◆ **THE EXERCISE**
Write out each entry again. Keep every word exactly as it is.

◆ **SOURCE RECORDS**

* start *

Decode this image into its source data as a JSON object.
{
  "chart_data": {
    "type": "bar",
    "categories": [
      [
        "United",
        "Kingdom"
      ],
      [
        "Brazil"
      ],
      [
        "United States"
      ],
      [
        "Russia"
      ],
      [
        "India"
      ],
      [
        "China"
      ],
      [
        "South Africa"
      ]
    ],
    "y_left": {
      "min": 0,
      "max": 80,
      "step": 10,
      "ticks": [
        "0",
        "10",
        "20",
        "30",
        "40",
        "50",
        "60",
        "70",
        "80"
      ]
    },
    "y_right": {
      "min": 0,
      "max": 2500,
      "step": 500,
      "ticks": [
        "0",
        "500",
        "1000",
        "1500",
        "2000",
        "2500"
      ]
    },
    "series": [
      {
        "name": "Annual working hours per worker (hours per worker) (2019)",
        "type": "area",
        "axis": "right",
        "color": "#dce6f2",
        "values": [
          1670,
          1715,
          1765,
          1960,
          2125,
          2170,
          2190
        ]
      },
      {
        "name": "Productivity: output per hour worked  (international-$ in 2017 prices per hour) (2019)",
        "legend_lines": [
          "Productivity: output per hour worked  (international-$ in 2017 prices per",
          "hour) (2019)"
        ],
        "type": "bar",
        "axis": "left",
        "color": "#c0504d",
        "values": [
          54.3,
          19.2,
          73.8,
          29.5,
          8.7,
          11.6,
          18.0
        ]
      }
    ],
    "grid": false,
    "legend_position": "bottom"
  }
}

* end *

◆ **FULL RESPONSE**
Decode this image into its source data as a JSON object.
{
  "chart_data": {
    "type": "bar",
    "categories": [
      [
        "United",
        "Kingdom"
      ],
      [
        "Brazil"
      ],
      [
        "United States"
      ],
      [
        "Russia"
      ],
      [
        "India"
      ],
      [
        "China"
      ],
      [
        "South Africa"
      ]
    ],
    "y_left": {
      "min": 0,
      "max": 80,
      "step": 10,
      "ticks": [
        "0",
        "10",
        "20",
        "30",
        "40",
        "50",
        "60",
        "70",
        "80"
      ]
    },
    "y_right": {
      "min": 0,
      "max": 2500,
      "step": 500,
      "ticks": [
        "0",
        "500",
        "1000",
        "1500",
        "2000",
        "2500"
      ]
    },
    "series": [
      {
        "name": "Annual working hours per worker (hours per worker) (2019)",
        "type": "area",
        "axis": "right",
        "color": "#dce6f2",
        "values": [
          1670,
          1715,
          1765,
          1960,
          2125,
          2170,
          2190
        ]
      },
      {
        "name": "Productivity: output per hour worked  (international-$ in 2017 prices per hour) (2019)",
        "legend_lines": [
          "Productivity: output per hour worked  (international-$ in 2017 prices per",
          "hour) (2019)"
        ],
        "type": "bar",
        "axis": "left",
        "color": "#c0504d",
        "values": [
          54.3,
          19.2,
          73.8,
          29.5,
          8.7,
          11.6,
          18.0
        ]
      }
    ],
    "grid": false,
    "legend_position": "bottom"
  }
}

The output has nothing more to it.